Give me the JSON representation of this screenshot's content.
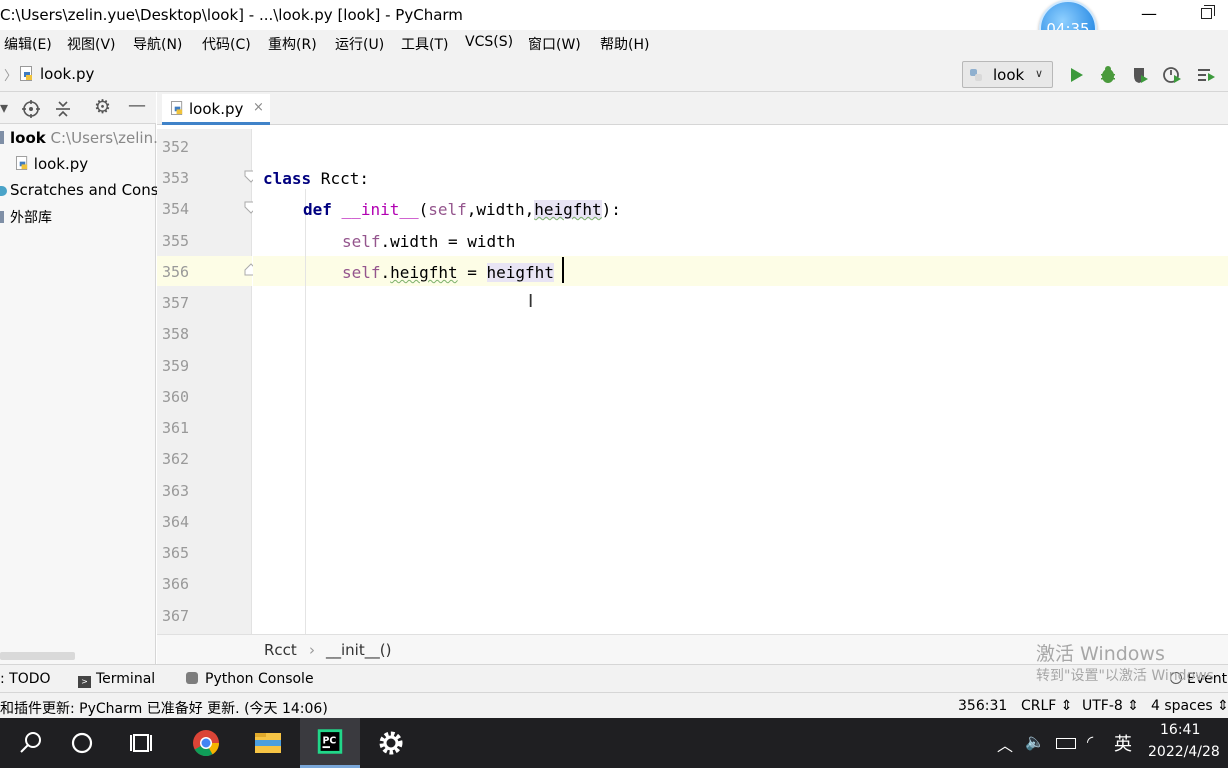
{
  "window": {
    "title": "C:\\Users\\zelin.yue\\Desktop\\look] - ...\\look.py [look] - PyCharm",
    "timer": "04:35"
  },
  "menu": {
    "items": [
      "编辑(E)",
      "视图(V)",
      "导航(N)",
      "代码(C)",
      "重构(R)",
      "运行(U)",
      "工具(T)",
      "VCS(S)",
      "窗口(W)",
      "帮助(H)"
    ]
  },
  "navbar": {
    "file": "look.py",
    "run_config": "look"
  },
  "project": {
    "root_name": "look",
    "root_path": "C:\\Users\\zelin.",
    "file": "look.py",
    "scratches": "Scratches and Conso",
    "external": "外部库"
  },
  "editor": {
    "tab": "look.py",
    "tab_close": "×",
    "line_numbers": [
      "352",
      "353",
      "354",
      "355",
      "356",
      "357",
      "358",
      "359",
      "360",
      "361",
      "362",
      "363",
      "364",
      "365",
      "366",
      "367"
    ],
    "code": {
      "l353_kw": "class",
      "l353_name": " Rcct:",
      "l354_kw": "def",
      "l354_sp": " ",
      "l354_fn": "__init__",
      "l354_open": "(",
      "l354_self": "self",
      "l354_mid": ",width,",
      "l354_param": "heigfht",
      "l354_close": "):",
      "l355_self": "self",
      "l355_rest": ".width = width",
      "l356_self": "self",
      "l356_dot": ".",
      "l356_attr": "heigfht",
      "l356_eq": " = ",
      "l356_val": "heigfht"
    }
  },
  "breadcrumbs": {
    "class": "Rcct",
    "sep": "›",
    "method": "__init__()"
  },
  "tool_windows": {
    "todo": ": TODO",
    "terminal": "Terminal",
    "python_console": "Python Console",
    "event_log": "Event"
  },
  "watermark": {
    "line1": "激活 Windows",
    "line2": "转到\"设置\"以激活 Windows"
  },
  "status": {
    "message": "和插件更新: PyCharm 已准备好 更新. (今天 14:06)",
    "position": "356:31",
    "line_ending": "CRLF ⇕",
    "encoding": "UTF-8 ⇕",
    "indent": "4 spaces ⇕"
  },
  "taskbar": {
    "ime": "英",
    "time": "16:41",
    "date": "2022/4/28"
  },
  "colors": {
    "accent": "#4083c9",
    "keyword": "#00007f",
    "self": "#94558d",
    "dunder": "#b200b2",
    "current_line": "#fdfde6",
    "run_green": "#3c9a3c"
  }
}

> Written problem
Gather each line holding the string "heigfht".

> Finished answer
      "l354_param": "heigfht",
      "l356_attr": "heigfht",
      "l356_val": "heigfht"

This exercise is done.